__Dataset items__

* * * * * * *

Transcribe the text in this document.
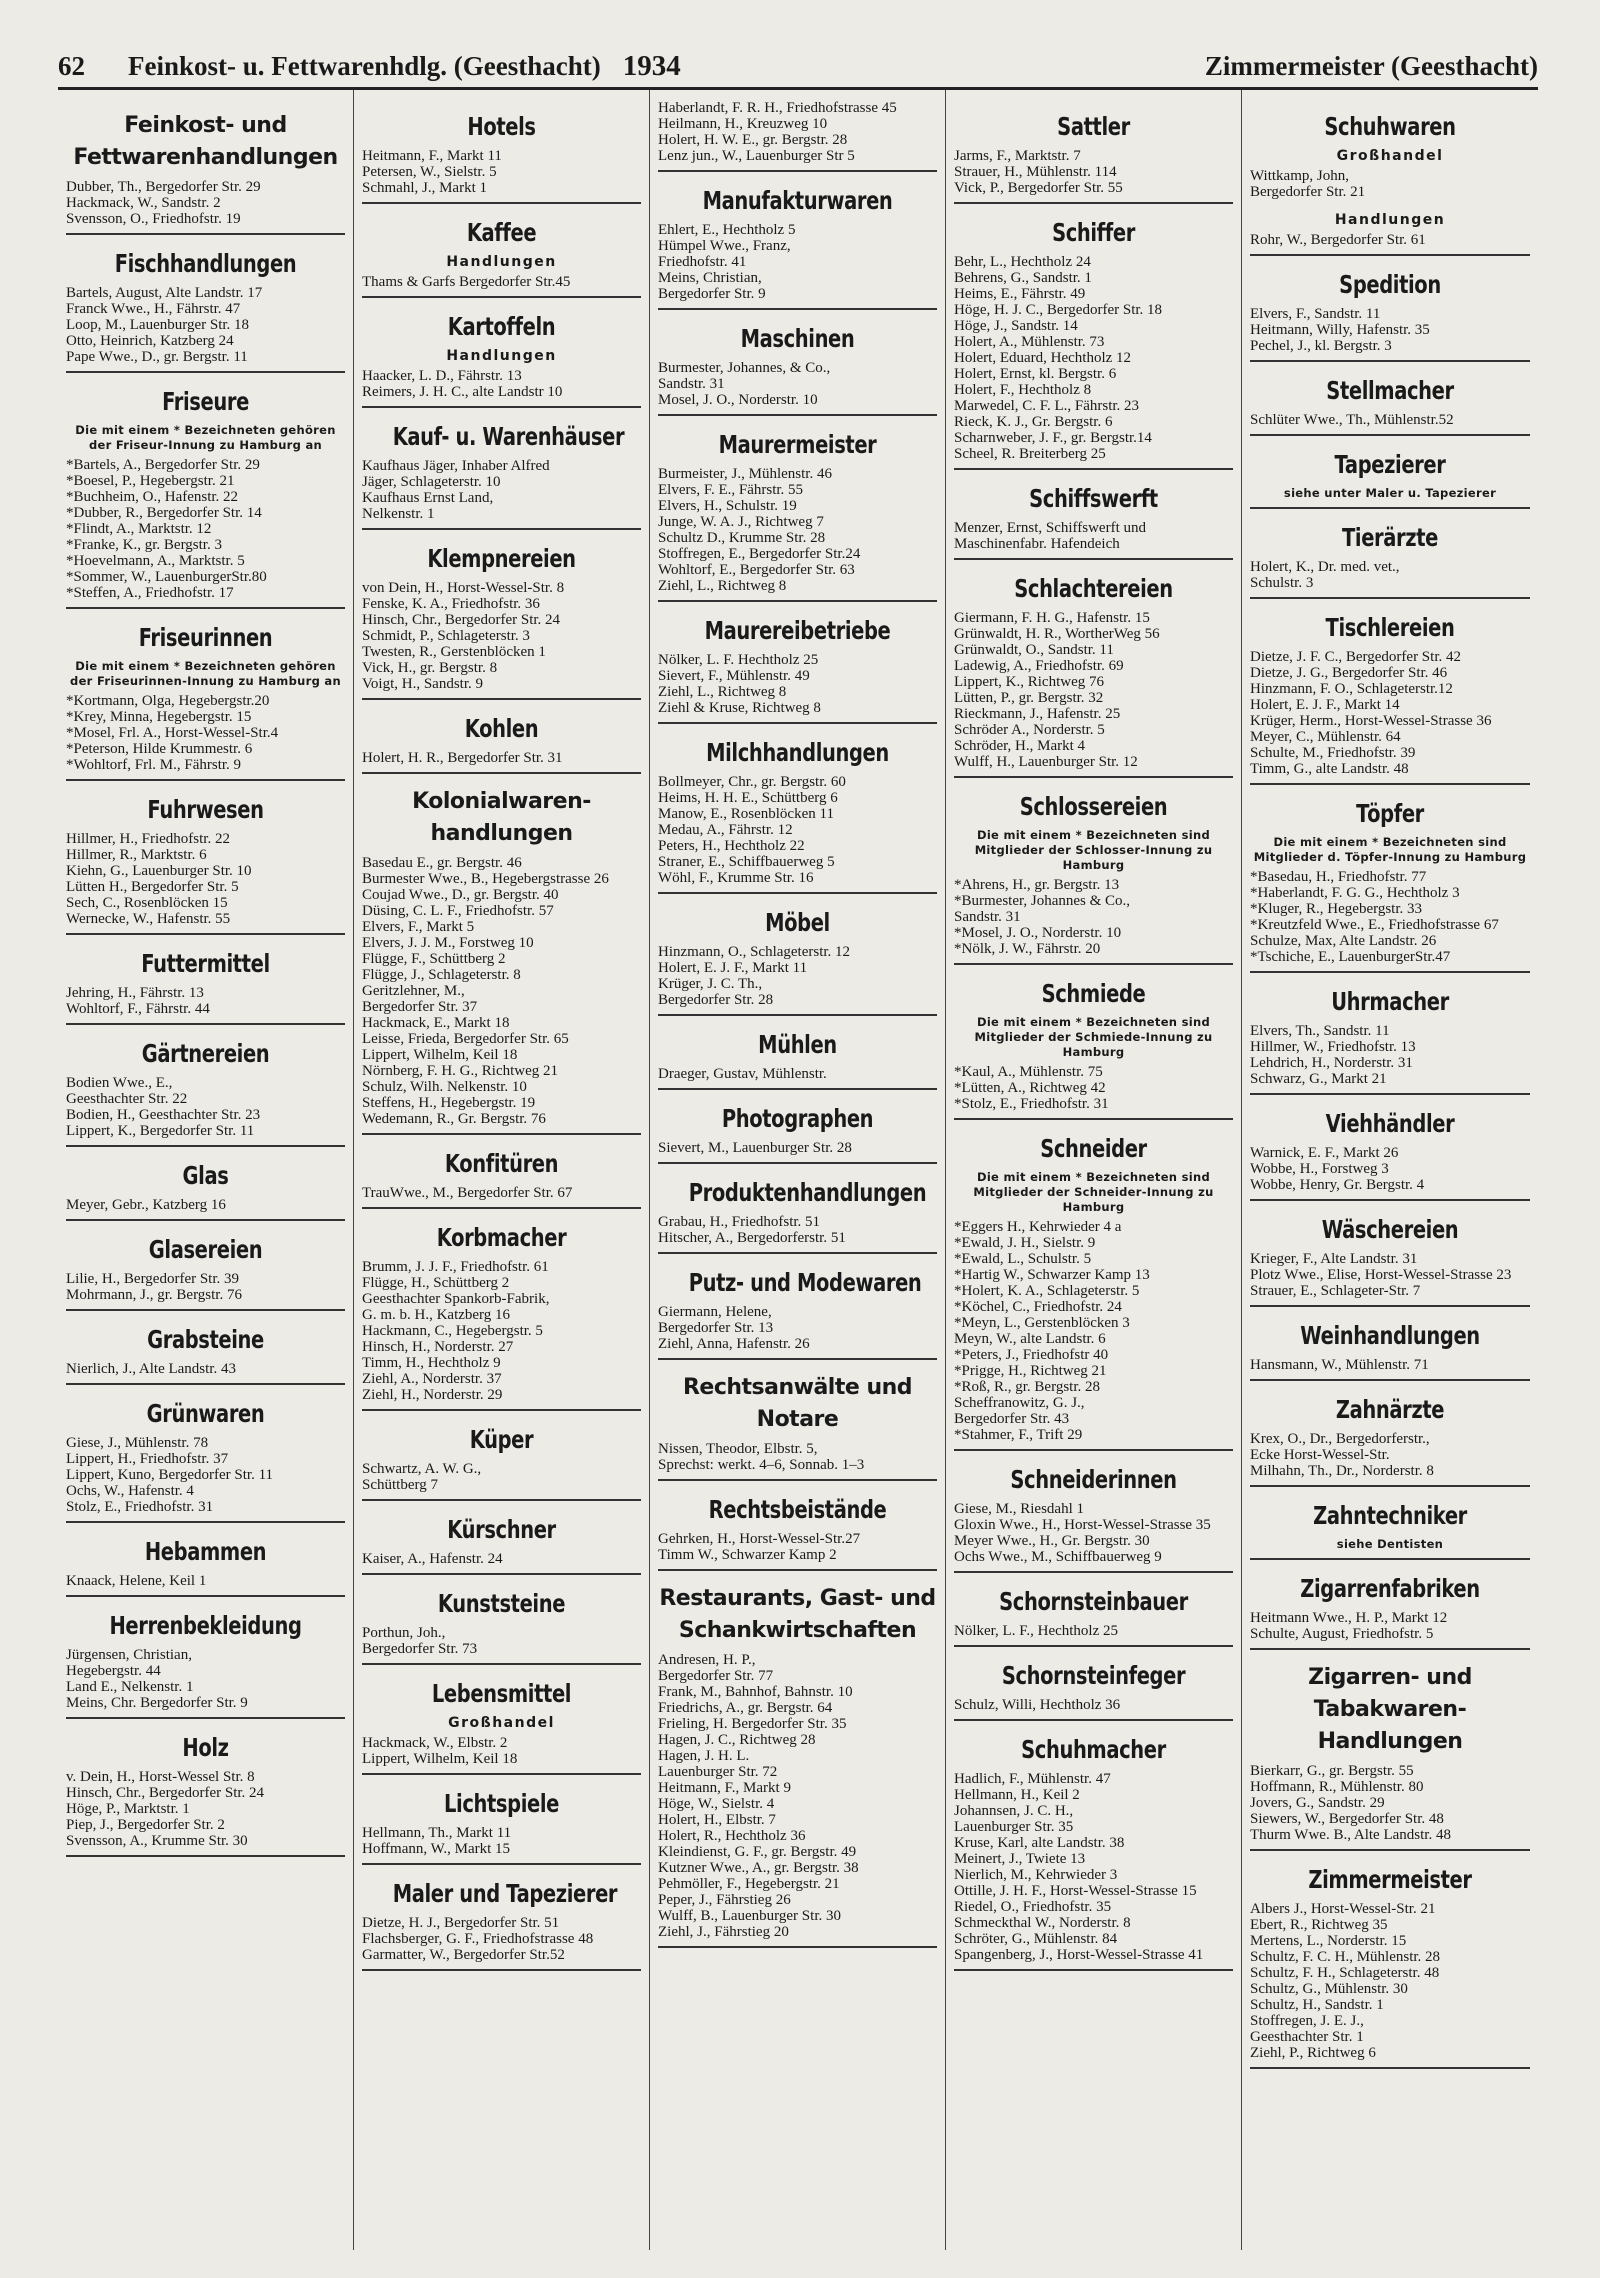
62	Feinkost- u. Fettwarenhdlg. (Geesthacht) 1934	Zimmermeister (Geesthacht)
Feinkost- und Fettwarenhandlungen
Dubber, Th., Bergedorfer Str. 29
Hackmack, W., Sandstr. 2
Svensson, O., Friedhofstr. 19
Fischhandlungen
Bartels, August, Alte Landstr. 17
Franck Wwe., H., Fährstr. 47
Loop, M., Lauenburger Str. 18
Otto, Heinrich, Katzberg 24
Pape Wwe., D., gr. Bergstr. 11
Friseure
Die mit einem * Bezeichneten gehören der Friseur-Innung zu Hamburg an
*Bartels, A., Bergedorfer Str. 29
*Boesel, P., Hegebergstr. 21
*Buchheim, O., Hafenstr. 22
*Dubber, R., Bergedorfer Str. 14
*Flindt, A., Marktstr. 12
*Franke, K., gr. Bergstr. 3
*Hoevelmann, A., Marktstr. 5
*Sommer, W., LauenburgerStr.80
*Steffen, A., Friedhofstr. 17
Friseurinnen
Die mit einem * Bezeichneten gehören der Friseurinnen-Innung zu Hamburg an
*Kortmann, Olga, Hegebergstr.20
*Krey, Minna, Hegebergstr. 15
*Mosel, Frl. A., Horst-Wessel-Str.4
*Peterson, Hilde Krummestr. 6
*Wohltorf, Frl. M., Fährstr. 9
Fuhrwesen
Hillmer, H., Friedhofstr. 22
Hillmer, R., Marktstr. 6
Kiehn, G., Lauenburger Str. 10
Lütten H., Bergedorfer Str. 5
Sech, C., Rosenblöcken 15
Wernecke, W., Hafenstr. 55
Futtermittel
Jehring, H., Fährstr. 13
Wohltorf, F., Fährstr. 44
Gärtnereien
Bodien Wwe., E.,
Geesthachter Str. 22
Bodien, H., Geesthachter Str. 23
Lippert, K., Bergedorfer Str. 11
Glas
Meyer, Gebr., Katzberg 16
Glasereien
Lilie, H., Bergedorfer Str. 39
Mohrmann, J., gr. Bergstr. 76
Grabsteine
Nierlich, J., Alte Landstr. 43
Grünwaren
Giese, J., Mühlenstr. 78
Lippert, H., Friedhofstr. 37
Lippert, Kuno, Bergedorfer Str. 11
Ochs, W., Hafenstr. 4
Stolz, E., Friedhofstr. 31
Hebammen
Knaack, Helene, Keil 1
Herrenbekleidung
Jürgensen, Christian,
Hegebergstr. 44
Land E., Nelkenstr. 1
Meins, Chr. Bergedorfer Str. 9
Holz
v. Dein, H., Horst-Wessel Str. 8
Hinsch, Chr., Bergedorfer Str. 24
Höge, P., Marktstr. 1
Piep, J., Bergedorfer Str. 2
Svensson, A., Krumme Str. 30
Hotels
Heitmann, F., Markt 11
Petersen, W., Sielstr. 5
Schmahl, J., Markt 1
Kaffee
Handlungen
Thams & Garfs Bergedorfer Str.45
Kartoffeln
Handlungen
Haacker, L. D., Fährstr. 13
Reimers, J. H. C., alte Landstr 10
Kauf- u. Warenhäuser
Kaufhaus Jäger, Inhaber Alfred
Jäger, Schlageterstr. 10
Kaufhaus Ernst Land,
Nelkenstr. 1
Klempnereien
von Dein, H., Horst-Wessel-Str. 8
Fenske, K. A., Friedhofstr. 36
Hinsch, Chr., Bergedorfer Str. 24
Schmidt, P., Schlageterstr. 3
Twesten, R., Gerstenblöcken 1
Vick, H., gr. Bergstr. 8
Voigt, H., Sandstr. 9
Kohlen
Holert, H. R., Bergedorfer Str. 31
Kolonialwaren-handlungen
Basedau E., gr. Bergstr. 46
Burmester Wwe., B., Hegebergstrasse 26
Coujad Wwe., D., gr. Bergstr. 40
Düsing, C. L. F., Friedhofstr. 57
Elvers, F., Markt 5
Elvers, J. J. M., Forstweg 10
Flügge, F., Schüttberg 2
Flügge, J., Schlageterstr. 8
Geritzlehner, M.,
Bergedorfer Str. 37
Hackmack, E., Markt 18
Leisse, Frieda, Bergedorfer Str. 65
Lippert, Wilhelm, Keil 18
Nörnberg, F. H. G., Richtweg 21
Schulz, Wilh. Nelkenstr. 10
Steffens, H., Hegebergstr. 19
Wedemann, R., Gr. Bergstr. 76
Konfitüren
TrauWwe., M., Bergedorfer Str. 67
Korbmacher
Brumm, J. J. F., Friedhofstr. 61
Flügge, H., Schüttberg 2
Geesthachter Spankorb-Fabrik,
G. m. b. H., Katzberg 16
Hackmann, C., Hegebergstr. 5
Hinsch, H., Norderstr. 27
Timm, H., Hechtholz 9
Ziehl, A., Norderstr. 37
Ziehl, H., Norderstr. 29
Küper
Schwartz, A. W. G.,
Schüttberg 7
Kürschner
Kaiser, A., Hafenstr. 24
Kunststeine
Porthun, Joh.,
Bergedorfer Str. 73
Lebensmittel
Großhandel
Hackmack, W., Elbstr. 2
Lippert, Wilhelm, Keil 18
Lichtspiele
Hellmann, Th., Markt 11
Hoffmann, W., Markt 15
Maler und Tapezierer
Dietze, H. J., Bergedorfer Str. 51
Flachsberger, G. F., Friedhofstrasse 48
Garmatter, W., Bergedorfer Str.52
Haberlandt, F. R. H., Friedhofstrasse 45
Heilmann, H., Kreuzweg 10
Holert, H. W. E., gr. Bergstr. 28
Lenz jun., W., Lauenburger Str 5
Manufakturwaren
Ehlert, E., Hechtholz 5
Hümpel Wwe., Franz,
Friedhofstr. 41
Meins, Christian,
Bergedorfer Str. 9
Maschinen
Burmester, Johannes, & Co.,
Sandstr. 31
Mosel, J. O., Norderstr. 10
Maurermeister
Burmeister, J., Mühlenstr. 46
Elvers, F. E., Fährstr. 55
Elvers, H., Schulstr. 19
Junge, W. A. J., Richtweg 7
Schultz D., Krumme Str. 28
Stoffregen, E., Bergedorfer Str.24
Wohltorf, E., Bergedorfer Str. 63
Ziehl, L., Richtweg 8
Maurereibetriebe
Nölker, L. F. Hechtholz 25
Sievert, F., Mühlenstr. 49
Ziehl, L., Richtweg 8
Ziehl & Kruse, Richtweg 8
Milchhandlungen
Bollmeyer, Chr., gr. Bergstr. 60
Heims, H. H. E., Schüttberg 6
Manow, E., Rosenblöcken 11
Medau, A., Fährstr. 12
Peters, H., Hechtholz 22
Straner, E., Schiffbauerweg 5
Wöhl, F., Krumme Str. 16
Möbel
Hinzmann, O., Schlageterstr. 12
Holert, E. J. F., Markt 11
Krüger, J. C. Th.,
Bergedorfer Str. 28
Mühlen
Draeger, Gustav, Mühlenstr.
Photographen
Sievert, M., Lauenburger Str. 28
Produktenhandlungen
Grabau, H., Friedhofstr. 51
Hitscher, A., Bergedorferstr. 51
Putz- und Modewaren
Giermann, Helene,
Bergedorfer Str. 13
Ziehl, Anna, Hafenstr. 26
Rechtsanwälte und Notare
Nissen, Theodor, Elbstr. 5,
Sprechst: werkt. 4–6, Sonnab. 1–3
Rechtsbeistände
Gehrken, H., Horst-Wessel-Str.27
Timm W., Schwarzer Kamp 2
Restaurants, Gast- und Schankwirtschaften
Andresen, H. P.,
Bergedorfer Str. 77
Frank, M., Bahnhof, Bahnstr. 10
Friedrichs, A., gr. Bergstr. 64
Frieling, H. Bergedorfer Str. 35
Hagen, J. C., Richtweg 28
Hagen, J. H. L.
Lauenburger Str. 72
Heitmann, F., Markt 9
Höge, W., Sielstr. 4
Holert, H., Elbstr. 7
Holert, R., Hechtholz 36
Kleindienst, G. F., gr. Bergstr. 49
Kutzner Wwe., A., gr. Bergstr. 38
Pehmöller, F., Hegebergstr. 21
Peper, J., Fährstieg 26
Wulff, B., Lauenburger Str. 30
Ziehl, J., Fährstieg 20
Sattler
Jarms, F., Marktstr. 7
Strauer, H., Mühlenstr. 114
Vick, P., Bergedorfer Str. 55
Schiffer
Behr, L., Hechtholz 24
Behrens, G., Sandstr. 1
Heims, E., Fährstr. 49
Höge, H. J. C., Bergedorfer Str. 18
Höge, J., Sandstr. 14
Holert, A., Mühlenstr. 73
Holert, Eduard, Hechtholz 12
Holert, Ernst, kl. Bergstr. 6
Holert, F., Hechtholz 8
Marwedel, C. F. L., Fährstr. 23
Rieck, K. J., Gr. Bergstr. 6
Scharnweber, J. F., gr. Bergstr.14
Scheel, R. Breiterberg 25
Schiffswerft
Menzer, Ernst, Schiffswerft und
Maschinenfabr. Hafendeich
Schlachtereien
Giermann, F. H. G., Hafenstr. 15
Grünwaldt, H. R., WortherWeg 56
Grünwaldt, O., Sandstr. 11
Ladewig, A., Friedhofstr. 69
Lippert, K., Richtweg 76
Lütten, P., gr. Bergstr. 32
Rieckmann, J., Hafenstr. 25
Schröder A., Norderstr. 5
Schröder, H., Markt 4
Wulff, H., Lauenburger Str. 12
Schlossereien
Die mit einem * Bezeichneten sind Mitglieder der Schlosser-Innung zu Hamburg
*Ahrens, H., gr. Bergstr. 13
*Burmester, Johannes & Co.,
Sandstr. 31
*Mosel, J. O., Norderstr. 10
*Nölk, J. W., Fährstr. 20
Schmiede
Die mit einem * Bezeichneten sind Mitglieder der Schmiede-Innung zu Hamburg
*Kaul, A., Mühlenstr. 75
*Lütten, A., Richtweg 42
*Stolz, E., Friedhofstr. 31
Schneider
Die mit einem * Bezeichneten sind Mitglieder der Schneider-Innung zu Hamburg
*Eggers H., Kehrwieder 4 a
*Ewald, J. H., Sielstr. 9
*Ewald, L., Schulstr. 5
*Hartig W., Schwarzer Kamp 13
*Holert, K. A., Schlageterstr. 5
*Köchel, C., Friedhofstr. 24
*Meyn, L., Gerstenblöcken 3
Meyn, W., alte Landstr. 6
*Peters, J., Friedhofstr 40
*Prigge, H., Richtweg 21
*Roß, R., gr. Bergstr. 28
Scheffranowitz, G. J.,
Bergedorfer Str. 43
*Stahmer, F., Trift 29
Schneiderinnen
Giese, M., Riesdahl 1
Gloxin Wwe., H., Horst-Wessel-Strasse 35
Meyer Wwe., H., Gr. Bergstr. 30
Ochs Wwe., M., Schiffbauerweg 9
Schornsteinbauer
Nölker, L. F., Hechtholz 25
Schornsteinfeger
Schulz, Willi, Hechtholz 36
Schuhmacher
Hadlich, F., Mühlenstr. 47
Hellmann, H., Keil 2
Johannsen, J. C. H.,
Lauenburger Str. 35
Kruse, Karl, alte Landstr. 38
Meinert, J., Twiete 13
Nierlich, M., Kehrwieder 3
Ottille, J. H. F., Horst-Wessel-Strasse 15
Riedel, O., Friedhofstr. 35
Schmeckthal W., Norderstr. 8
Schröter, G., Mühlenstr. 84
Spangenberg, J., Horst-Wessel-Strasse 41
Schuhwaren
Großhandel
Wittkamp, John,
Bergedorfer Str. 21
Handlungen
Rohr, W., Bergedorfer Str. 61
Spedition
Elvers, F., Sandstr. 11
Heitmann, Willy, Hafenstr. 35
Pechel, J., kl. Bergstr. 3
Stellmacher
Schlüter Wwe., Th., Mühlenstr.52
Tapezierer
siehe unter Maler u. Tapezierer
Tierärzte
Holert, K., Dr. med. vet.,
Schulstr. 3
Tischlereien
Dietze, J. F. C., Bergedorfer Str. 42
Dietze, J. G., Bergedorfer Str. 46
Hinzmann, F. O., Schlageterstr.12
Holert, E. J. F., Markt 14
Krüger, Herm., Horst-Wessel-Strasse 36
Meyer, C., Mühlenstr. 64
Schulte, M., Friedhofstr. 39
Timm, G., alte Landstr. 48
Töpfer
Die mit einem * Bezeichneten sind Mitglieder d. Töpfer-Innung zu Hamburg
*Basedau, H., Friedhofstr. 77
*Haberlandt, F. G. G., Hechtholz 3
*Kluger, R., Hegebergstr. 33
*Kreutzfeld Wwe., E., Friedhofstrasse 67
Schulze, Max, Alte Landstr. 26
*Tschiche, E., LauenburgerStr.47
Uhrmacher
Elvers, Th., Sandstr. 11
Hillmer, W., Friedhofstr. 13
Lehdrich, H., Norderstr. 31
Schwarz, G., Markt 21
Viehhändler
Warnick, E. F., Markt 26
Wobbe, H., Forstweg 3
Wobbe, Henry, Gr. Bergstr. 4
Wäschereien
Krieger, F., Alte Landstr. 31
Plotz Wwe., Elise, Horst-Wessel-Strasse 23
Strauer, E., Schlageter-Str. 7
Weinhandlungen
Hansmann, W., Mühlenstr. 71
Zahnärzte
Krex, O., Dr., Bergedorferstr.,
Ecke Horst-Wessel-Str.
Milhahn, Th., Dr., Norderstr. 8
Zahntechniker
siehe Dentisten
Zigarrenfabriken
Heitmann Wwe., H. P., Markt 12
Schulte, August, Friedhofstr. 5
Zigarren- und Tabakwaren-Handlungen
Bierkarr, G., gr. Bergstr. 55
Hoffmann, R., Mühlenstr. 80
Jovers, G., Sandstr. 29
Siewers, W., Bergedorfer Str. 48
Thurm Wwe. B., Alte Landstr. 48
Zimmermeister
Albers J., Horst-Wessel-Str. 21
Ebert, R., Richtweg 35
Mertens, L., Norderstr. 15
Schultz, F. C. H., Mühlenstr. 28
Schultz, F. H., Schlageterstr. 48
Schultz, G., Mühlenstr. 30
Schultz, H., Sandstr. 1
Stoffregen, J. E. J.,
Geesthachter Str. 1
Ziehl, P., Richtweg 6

* * * * * * *

__What you will do__
Find every line of the data that holds the string "Giermann", then say how many there are and nothing else.

__Problem solution__
2